What to produce -> Extract all lines in the data that contain the word "Afficher".

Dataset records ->

———

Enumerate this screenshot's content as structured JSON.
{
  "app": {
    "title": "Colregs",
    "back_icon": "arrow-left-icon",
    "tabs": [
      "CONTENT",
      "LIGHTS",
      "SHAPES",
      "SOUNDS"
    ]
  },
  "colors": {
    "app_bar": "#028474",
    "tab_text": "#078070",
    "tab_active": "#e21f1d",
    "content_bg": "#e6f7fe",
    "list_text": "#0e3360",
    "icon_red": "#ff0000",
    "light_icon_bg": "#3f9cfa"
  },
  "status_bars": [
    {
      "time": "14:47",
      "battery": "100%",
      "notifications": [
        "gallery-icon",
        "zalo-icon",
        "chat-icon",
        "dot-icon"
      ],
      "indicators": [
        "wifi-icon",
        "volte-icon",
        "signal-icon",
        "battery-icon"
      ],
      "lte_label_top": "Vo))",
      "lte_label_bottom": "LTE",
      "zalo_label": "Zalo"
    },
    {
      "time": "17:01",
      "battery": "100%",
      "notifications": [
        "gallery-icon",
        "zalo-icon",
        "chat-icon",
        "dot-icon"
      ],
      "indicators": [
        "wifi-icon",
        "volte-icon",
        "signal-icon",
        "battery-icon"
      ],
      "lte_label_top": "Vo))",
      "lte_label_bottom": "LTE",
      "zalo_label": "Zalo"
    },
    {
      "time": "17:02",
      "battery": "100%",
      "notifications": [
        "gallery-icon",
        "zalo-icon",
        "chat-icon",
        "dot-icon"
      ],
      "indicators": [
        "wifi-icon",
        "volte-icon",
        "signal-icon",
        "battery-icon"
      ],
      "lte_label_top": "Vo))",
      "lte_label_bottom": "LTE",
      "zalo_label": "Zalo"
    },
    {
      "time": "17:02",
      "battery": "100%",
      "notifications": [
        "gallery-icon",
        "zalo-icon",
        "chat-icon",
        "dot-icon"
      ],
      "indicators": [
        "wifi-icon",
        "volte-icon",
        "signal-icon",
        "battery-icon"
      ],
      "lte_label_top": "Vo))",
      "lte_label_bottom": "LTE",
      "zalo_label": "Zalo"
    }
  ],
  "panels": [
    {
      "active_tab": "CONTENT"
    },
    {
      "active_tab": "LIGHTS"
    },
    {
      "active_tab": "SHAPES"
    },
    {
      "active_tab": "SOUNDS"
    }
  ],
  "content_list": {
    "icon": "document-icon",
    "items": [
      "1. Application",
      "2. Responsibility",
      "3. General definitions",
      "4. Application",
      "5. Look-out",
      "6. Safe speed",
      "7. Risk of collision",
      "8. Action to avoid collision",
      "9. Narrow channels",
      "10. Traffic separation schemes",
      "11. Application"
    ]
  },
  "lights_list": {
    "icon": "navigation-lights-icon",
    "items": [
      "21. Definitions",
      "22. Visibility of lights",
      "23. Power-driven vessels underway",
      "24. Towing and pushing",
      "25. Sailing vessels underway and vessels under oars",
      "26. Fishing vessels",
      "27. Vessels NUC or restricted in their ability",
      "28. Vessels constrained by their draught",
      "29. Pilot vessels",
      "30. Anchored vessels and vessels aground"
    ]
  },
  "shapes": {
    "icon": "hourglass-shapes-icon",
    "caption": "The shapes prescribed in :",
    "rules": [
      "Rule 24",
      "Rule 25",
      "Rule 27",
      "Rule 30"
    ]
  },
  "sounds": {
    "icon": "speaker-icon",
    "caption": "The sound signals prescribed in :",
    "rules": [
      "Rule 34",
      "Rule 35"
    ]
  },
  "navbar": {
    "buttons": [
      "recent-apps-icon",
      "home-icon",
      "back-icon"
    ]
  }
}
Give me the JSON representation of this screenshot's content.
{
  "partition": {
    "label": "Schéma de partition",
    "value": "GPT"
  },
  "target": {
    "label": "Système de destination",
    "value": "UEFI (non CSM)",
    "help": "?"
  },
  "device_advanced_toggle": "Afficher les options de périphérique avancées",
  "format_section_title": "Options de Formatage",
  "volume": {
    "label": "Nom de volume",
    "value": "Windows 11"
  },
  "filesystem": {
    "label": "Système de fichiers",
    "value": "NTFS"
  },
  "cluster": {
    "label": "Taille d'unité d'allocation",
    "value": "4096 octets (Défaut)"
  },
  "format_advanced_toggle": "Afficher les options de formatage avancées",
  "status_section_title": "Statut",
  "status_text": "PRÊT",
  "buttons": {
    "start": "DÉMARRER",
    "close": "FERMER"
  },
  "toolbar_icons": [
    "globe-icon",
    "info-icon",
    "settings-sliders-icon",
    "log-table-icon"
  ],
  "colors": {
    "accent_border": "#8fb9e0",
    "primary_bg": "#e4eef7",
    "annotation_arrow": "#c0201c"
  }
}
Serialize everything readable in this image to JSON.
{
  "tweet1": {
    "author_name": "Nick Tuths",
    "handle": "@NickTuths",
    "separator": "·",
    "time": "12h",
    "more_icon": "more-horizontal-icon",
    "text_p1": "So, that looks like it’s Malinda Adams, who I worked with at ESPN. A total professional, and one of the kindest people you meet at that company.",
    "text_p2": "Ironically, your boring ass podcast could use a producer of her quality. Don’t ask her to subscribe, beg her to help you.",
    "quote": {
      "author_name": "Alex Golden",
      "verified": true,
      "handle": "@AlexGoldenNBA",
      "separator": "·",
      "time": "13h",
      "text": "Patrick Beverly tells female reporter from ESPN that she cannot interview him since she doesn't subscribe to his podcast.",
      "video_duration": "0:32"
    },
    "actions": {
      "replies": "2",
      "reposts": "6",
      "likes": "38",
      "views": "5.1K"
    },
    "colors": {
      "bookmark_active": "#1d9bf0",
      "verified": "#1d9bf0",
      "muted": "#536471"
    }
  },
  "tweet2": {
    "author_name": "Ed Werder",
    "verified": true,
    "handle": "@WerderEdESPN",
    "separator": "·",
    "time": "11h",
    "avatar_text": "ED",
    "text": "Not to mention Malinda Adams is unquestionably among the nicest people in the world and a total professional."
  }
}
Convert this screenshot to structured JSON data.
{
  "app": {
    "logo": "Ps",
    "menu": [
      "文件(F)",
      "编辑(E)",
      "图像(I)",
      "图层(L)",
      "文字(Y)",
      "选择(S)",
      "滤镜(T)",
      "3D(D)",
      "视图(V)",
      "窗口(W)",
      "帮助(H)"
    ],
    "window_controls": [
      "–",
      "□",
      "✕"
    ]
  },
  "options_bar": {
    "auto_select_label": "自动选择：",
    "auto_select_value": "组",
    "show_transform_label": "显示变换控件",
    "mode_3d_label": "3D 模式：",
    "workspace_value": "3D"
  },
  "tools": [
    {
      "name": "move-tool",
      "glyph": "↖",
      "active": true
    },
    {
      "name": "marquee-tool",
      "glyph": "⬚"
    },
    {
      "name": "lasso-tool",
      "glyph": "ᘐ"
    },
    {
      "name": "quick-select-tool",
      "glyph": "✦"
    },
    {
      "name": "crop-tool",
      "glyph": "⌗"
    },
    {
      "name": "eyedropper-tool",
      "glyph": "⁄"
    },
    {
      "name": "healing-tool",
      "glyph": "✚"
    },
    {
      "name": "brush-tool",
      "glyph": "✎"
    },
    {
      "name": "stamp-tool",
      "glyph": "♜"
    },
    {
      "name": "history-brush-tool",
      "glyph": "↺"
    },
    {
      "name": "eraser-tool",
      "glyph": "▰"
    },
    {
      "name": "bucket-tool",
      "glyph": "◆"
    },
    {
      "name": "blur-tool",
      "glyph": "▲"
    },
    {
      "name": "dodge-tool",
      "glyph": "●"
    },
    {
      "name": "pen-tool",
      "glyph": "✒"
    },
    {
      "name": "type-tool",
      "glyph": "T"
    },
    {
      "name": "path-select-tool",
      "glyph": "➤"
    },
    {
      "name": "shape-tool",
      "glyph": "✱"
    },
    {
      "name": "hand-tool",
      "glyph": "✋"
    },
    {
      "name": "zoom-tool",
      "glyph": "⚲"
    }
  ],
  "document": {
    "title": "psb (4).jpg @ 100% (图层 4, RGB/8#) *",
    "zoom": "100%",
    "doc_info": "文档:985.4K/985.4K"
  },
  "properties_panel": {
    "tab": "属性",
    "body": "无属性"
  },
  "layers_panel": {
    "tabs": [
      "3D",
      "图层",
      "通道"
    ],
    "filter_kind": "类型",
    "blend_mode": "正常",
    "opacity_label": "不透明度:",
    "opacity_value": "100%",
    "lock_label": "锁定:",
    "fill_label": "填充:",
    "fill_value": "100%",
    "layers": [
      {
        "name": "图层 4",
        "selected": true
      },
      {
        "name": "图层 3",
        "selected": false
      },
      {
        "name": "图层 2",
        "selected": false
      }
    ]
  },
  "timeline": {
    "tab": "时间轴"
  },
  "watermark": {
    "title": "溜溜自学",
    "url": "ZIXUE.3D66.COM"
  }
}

———

Response to this task ->
  "device_advanced_toggle": "Afficher les options de périphérique avancées",
  "format_advanced_toggle": "Afficher les options de formatage avancées",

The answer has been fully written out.